** Begin Excerpted records **
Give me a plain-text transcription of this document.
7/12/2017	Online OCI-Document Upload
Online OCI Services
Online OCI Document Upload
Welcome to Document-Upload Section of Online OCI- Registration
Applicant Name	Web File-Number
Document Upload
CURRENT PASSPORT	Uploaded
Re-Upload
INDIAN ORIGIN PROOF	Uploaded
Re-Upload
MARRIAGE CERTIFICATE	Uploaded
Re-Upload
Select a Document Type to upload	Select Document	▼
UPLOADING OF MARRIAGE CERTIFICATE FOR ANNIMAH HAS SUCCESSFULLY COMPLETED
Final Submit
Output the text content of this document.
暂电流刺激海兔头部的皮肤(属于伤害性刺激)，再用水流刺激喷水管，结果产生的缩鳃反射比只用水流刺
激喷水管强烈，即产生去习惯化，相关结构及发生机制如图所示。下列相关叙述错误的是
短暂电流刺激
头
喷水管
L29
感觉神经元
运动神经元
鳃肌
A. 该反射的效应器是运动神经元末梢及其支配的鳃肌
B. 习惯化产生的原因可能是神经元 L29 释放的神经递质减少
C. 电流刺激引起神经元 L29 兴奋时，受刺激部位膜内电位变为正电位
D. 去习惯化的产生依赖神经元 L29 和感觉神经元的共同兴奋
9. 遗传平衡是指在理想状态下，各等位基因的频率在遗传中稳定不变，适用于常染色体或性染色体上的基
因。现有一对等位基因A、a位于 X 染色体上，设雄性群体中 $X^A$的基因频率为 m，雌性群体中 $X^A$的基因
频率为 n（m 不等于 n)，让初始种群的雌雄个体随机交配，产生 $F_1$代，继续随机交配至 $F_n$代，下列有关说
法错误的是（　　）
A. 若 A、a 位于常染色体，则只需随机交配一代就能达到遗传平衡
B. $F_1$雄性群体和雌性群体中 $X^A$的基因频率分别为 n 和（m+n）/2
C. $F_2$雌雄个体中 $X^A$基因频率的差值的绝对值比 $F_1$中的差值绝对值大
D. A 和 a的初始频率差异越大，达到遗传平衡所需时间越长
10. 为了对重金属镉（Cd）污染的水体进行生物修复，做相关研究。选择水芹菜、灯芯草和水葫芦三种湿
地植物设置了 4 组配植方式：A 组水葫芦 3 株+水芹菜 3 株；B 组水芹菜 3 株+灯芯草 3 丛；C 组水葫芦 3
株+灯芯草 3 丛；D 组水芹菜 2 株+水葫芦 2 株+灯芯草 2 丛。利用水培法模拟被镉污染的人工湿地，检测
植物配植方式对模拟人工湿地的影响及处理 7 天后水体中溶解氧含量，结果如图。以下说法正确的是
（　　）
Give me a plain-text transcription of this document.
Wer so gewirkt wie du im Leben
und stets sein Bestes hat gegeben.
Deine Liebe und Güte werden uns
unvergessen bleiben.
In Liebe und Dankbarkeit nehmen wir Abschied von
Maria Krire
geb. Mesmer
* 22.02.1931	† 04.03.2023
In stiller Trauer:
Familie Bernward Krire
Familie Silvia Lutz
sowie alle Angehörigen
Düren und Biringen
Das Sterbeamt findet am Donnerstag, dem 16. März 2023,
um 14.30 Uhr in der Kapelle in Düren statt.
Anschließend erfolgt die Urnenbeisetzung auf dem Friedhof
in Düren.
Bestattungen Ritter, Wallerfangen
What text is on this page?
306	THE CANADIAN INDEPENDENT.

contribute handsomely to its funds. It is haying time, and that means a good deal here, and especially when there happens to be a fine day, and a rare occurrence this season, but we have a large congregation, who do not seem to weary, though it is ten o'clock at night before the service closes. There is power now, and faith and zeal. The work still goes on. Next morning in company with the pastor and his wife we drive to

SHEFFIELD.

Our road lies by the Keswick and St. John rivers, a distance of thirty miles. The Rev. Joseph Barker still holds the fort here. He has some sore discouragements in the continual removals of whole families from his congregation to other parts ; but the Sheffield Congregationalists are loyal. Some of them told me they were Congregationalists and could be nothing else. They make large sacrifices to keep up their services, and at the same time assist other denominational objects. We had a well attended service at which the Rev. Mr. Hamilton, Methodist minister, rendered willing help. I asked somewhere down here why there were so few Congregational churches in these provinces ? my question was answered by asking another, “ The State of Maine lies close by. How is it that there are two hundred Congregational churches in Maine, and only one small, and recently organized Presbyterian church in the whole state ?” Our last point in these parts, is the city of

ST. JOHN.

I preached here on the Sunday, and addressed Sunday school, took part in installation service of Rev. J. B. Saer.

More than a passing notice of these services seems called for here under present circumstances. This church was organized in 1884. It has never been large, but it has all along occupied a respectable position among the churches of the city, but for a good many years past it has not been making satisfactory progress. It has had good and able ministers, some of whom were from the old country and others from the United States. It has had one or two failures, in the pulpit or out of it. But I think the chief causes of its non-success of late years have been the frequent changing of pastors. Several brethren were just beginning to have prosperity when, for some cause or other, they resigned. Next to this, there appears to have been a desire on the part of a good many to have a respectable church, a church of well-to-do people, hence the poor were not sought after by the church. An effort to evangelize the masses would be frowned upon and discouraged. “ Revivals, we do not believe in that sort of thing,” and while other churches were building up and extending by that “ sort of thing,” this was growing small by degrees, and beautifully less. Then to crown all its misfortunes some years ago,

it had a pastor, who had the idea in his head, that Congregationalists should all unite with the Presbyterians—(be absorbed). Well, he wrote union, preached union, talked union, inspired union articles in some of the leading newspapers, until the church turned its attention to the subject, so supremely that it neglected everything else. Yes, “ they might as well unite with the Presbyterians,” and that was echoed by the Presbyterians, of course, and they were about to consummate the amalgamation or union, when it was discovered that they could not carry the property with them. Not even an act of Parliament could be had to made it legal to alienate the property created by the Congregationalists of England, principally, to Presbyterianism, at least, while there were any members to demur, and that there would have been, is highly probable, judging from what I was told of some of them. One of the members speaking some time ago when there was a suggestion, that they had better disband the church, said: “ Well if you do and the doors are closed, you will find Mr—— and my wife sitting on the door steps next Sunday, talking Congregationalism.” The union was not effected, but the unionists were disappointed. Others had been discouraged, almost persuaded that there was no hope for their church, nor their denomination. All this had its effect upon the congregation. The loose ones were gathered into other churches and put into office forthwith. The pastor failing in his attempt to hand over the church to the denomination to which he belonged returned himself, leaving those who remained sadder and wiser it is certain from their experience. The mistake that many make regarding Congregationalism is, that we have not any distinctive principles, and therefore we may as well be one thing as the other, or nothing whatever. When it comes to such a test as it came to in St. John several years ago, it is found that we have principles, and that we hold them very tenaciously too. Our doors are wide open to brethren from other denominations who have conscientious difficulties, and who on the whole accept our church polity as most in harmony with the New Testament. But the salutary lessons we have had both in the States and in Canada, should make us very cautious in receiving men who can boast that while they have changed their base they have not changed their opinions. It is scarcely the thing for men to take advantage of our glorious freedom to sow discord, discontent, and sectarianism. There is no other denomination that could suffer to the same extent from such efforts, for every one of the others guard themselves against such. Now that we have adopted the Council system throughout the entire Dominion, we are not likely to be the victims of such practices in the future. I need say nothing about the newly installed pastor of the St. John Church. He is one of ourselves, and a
** End Excerpted records **
Exercise instructions:
In the material above, find each line that contains the word "MARRIAGE", and select it.

Full response:
MARRIAGE CERTIFICATE	Uploaded
UPLOADING OF MARRIAGE CERTIFICATE FOR ANNIMAH HAS SUCCESSFULLY COMPLETED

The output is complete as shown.